(Recorded data)
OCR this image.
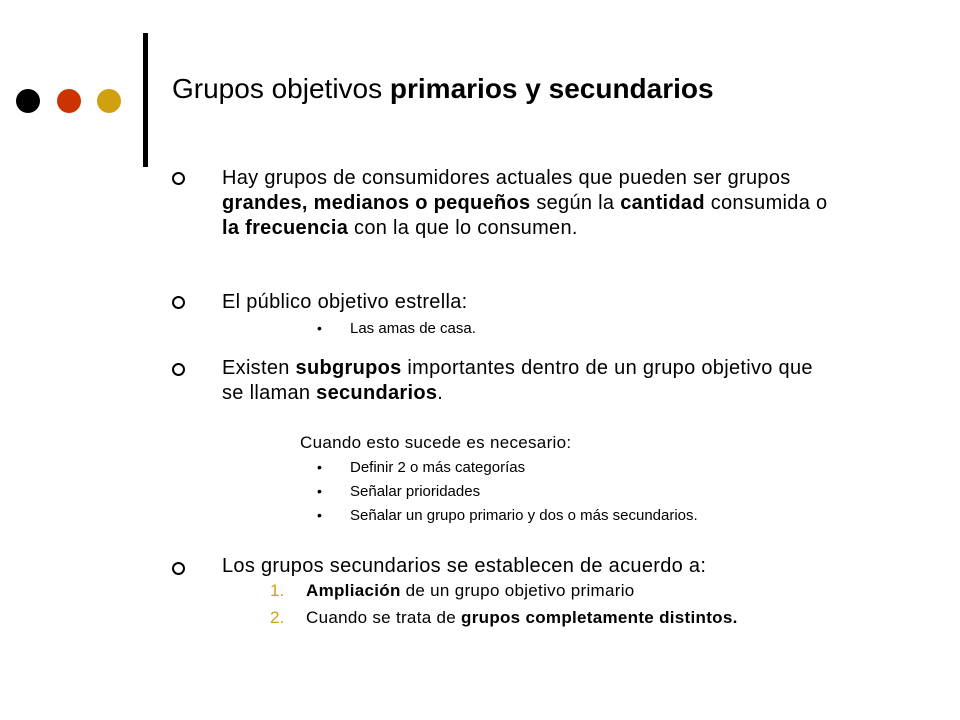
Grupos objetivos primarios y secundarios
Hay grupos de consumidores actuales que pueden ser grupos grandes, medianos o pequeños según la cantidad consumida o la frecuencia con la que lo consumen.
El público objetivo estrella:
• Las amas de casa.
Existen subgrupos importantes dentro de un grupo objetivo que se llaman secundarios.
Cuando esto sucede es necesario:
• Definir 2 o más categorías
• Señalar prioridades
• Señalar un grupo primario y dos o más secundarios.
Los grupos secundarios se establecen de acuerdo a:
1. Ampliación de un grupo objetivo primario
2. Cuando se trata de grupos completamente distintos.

Stated goal: Take the records above and transcribe them exactly, dropping every picture.

Response for this exercise:
OCR this image.
Grupos objetivos primarios y secundarios
Hay grupos de consumidores actuales que pueden ser grupos grandes, medianos o pequeños según la cantidad consumida o la frecuencia con la que lo consumen.
El público objetivo estrella:
• Las amas de casa.
Existen subgrupos importantes dentro de un grupo objetivo que se llaman secundarios.
Cuando esto sucede es necesario:
• Definir 2 o más categorías
• Señalar prioridades
• Señalar un grupo primario y dos o más secundarios.
Los grupos secundarios se establecen de acuerdo a:
1. Ampliación de un grupo objetivo primario
2. Cuando se trata de grupos completamente distintos.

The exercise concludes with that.